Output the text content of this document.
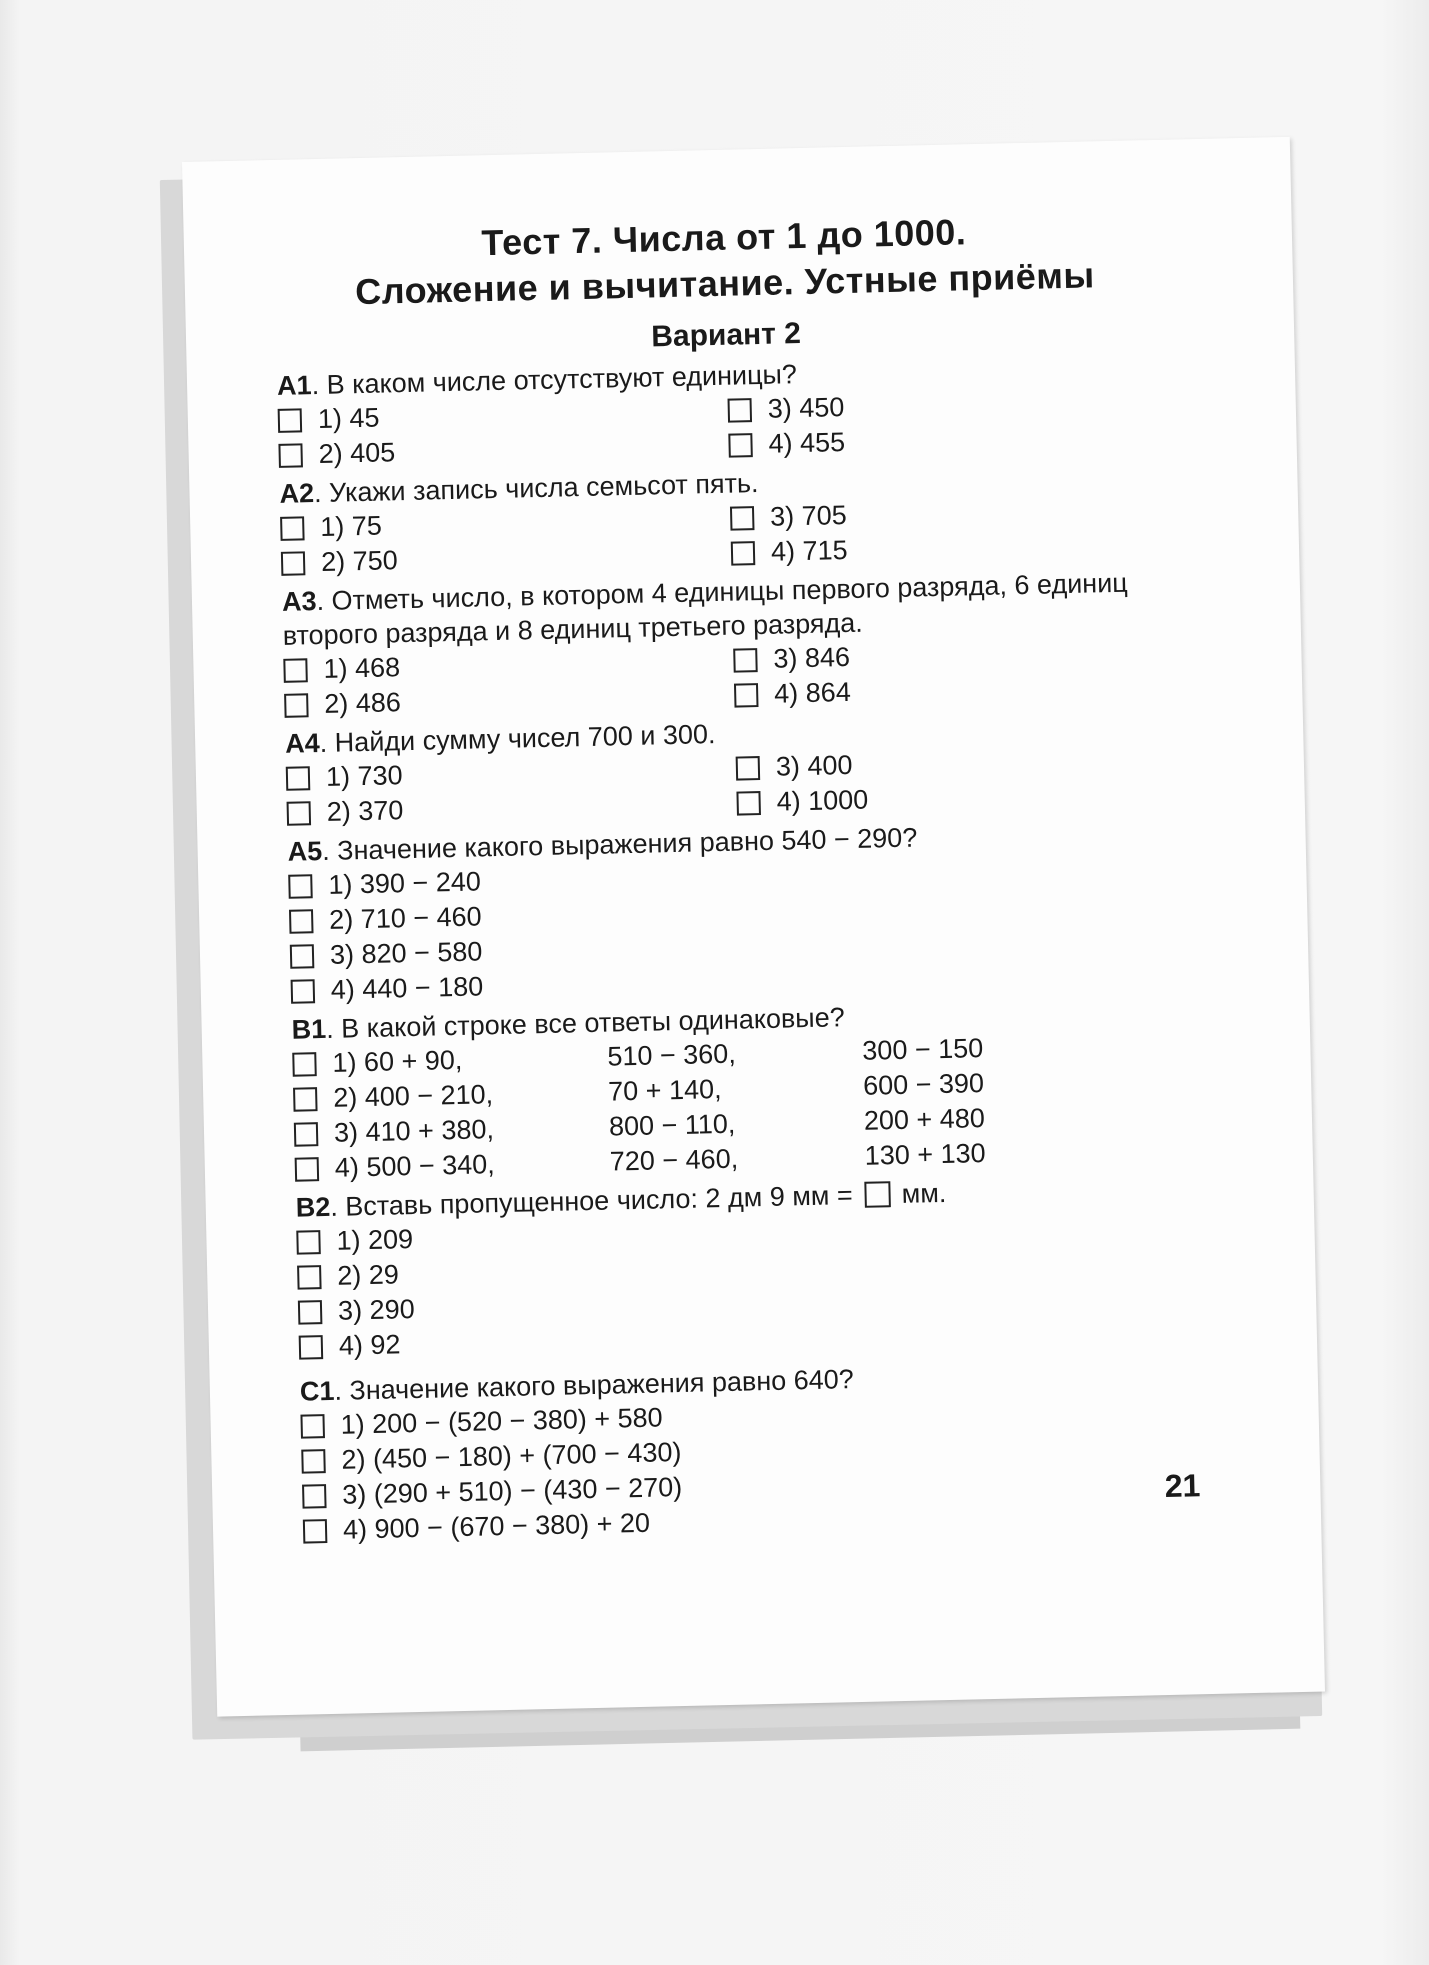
Тест 7. Числа от 1 до 1000.
Сложение и вычитание. Устные приёмы
Вариант 2
А1. В каком числе отсутствуют единицы?
1) 45	3) 450
2) 405	4) 455
А2. Укажи запись числа семьсот пять.
1) 75	3) 705
2) 750	4) 715
А3. Отметь число, в котором 4 единицы первого разряда, 6 единиц второго разряда и 8 единиц третьего разряда.
1) 468	3) 846
2) 486	4) 864
А4. Найди сумму чисел 700 и 300.
1) 730	3) 400
2) 370	4) 1000
А5. Значение какого выражения равно 540 − 290?
1) 390 − 240
2) 710 − 460
3) 820 − 580
4) 440 − 180
В1. В какой строке все ответы одинаковые?
1) 60 + 90,	510 − 360,	300 − 150
2) 400 − 210,	70 + 140,	600 − 390
3) 410 + 380,	800 − 110,	200 + 480
4) 500 − 340,	720 − 460,	130 + 130
В2. Вставь пропущенное число: 2 дм 9 мм = мм.
1) 209
2) 29
3) 290
4) 92
С1. Значение какого выражения равно 640?
1) 200 − (520 − 380) + 580
2) (450 − 180) + (700 − 430)
3) (290 + 510) − (430 − 270)
4) 900 − (670 − 380) + 20
21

(What is needed): Transcribe every record above exactly as written, leaving out any pictures.

(Solution for this exercise):
Output the text content of this document.
Тест 7. Числа от 1 до 1000.
Сложение и вычитание. Устные приёмы
Вариант 2
А1. В каком числе отсутствуют единицы?
1) 45	3) 450
2) 405	4) 455
А2. Укажи запись числа семьсот пять.
1) 75	3) 705
2) 750	4) 715
А3. Отметь число, в котором 4 единицы первого разряда, 6 единиц второго разряда и 8 единиц третьего разряда.
1) 468	3) 846
2) 486	4) 864
А4. Найди сумму чисел 700 и 300.
1) 730	3) 400
2) 370	4) 1000
А5. Значение какого выражения равно 540 − 290?
1) 390 − 240
2) 710 − 460
3) 820 − 580
4) 440 − 180
В1. В какой строке все ответы одинаковые?
1) 60 + 90,	510 − 360,	300 − 150
2) 400 − 210,	70 + 140,	600 − 390
3) 410 + 380,	800 − 110,	200 + 480
4) 500 − 340,	720 − 460,	130 + 130
В2. Вставь пропущенное число: 2 дм 9 мм = мм.
1) 209
2) 29
3) 290
4) 92
С1. Значение какого выражения равно 640?
1) 200 − (520 − 380) + 580
2) (450 − 180) + (700 − 430)
3) (290 + 510) − (430 − 270)
4) 900 − (670 − 380) + 20
21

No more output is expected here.